## Data supplied:
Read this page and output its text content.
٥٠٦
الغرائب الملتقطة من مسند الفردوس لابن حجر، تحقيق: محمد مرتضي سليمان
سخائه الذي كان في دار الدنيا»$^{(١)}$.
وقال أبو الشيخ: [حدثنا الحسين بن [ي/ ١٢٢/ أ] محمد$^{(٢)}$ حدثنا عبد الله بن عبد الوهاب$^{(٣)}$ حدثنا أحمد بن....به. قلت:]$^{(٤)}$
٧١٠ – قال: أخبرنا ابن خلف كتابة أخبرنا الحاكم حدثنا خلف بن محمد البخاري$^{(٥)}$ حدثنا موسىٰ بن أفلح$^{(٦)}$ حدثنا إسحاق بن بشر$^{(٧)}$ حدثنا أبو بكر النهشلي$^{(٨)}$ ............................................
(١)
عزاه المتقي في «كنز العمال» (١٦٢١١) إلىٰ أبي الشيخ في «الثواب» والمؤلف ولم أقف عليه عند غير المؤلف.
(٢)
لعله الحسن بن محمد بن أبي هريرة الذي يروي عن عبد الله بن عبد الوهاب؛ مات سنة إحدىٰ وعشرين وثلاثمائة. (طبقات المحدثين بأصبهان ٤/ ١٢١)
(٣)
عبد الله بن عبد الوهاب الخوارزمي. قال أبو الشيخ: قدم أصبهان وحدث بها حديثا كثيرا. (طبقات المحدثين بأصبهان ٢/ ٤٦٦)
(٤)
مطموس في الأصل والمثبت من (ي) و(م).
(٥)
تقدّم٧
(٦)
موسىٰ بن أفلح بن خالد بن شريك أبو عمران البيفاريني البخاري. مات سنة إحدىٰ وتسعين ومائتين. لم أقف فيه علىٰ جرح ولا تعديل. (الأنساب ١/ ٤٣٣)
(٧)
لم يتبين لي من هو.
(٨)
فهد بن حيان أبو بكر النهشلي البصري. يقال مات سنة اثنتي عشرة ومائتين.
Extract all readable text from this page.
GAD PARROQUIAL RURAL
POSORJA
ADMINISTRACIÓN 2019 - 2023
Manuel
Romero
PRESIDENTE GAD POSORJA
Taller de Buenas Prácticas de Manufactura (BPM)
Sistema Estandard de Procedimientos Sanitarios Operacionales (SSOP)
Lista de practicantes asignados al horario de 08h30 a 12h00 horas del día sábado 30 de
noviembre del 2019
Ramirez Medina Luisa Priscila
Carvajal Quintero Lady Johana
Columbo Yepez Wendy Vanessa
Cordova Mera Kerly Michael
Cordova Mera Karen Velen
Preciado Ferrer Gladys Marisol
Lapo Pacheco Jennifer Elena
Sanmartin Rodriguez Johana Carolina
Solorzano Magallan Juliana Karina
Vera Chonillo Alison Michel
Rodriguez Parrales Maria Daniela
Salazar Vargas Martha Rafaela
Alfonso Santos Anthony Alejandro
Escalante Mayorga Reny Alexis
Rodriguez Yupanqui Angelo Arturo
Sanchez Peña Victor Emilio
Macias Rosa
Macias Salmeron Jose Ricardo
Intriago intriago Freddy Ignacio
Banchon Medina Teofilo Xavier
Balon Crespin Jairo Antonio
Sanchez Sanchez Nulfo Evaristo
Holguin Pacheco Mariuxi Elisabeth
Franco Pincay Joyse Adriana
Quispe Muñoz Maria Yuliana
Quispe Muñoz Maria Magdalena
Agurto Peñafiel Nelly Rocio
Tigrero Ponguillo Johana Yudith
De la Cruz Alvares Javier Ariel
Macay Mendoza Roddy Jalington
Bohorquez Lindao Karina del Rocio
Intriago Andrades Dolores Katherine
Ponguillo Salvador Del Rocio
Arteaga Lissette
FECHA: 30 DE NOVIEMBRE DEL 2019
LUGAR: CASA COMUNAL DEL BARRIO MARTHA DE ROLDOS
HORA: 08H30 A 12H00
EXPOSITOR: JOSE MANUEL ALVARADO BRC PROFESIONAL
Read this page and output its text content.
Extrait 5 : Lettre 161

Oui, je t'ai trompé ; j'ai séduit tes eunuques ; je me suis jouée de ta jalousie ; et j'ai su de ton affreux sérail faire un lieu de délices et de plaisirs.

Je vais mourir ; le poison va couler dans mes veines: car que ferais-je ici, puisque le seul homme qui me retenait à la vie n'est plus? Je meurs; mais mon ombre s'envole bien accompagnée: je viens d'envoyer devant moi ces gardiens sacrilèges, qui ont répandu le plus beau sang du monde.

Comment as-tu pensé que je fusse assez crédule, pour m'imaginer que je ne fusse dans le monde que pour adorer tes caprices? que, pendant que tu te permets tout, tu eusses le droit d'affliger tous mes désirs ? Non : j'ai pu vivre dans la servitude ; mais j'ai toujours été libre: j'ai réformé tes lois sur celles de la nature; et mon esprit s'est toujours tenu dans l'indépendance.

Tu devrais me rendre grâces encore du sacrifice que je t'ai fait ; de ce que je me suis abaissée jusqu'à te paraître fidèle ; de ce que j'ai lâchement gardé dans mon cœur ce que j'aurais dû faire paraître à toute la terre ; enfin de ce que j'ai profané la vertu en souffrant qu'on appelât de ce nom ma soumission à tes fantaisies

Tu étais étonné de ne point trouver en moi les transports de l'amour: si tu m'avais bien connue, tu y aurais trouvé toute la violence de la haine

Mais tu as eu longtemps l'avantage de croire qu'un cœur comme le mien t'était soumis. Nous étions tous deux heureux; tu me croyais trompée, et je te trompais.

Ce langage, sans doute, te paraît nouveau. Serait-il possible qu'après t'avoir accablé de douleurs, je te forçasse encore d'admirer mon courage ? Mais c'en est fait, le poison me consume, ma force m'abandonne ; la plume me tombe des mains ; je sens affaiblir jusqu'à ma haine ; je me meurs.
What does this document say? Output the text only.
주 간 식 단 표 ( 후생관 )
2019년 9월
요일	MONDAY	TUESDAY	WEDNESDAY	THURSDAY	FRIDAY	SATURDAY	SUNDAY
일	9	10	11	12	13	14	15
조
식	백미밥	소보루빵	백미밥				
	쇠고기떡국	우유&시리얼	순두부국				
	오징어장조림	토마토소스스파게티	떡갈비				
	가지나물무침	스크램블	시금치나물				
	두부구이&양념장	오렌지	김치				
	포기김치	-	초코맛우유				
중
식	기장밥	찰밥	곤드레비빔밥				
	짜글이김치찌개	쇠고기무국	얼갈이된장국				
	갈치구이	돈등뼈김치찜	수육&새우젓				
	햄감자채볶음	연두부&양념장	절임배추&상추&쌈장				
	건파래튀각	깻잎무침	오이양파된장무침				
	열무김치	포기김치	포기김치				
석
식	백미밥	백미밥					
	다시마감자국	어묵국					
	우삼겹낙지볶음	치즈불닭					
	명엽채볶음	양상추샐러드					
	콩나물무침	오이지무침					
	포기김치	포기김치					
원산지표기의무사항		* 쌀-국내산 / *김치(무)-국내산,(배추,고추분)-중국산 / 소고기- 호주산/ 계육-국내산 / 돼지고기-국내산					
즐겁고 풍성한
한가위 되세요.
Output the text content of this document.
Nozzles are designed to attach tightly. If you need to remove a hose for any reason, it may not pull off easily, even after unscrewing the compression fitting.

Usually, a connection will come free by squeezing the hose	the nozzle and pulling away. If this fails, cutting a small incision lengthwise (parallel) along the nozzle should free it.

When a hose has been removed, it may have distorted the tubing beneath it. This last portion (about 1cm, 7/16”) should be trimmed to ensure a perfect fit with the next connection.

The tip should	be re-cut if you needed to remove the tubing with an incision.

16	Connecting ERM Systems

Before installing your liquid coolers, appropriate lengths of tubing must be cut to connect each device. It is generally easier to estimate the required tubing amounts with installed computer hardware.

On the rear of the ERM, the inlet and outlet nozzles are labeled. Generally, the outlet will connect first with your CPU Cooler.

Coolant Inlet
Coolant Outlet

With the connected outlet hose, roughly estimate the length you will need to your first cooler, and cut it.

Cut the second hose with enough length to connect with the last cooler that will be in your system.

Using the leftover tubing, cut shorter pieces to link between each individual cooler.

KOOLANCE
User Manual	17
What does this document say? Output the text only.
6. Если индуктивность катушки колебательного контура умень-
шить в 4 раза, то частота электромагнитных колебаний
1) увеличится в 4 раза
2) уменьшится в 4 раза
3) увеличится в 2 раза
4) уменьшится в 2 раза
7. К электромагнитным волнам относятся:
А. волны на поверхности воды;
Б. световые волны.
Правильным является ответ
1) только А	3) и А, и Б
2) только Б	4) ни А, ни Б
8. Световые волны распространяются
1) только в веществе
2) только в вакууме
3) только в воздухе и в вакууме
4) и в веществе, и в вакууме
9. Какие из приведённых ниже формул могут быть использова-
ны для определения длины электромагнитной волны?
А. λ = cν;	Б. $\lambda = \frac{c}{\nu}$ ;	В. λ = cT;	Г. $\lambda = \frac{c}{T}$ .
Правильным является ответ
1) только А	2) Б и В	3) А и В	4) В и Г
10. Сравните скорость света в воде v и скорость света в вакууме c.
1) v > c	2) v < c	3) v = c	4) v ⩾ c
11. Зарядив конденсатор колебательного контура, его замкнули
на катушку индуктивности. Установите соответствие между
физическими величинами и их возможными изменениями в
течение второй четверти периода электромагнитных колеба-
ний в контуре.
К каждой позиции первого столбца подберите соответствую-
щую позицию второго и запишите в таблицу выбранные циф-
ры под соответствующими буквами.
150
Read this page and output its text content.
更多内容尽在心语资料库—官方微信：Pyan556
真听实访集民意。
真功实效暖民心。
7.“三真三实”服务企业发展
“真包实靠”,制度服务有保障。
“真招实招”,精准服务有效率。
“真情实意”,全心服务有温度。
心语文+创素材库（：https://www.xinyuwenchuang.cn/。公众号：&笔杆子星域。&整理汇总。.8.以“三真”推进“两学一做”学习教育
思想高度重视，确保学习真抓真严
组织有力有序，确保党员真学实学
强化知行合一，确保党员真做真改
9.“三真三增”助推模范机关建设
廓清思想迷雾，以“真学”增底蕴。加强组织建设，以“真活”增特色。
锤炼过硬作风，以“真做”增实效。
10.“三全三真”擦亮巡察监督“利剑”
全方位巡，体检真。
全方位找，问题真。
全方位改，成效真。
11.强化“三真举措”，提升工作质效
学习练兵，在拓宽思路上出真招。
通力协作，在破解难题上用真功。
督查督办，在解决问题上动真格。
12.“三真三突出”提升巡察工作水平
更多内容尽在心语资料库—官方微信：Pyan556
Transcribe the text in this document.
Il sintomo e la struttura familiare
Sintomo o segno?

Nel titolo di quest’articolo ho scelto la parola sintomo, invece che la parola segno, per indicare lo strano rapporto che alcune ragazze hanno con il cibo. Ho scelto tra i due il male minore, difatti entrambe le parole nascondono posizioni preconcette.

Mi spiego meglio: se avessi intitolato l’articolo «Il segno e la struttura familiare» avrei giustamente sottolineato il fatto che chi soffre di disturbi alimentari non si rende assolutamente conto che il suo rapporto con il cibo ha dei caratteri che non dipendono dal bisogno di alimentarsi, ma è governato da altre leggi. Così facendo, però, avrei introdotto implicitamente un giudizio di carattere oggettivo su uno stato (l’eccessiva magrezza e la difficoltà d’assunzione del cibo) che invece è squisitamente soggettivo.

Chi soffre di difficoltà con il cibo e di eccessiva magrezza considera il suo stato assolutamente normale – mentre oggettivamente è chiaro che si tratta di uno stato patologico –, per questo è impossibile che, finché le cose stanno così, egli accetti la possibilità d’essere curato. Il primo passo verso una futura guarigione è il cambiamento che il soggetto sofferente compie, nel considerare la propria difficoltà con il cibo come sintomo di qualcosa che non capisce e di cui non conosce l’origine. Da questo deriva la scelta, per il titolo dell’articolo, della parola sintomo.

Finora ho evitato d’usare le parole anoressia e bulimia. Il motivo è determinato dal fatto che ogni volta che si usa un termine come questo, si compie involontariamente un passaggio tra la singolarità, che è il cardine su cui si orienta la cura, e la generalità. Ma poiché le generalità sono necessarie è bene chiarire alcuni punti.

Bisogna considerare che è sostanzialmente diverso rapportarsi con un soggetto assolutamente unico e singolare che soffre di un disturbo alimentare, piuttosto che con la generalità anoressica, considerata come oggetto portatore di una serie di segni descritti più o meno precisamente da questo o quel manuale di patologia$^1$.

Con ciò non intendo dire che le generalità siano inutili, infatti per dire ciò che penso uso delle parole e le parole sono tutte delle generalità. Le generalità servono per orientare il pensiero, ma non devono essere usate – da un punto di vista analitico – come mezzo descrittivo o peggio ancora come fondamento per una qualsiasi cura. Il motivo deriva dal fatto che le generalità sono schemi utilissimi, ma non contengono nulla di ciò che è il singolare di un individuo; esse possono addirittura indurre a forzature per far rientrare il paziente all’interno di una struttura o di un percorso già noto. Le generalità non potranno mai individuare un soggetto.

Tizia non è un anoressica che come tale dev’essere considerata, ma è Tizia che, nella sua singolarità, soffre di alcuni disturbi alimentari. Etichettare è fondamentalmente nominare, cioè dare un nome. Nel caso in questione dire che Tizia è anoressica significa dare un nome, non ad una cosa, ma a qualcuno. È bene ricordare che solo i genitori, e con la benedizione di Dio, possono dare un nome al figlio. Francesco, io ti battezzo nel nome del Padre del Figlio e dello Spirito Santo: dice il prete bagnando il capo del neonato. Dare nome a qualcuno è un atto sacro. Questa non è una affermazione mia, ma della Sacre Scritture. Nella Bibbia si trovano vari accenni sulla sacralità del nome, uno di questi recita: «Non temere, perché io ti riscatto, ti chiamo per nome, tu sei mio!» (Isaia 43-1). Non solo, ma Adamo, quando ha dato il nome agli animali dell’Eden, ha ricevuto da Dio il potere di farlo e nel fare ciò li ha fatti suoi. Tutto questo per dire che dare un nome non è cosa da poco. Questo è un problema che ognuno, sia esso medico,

## Your goal:
Pick out lines containing the word "last", each one as written.

## Exercise solution:
When a hose has been removed, it may have distorted the tubing beneath it. This last portion (about 1cm, 7/16”) should be trimmed to ensure a perfect fit with the next connection.
Cut the second hose with enough length to connect with the last cooler that will be in your system.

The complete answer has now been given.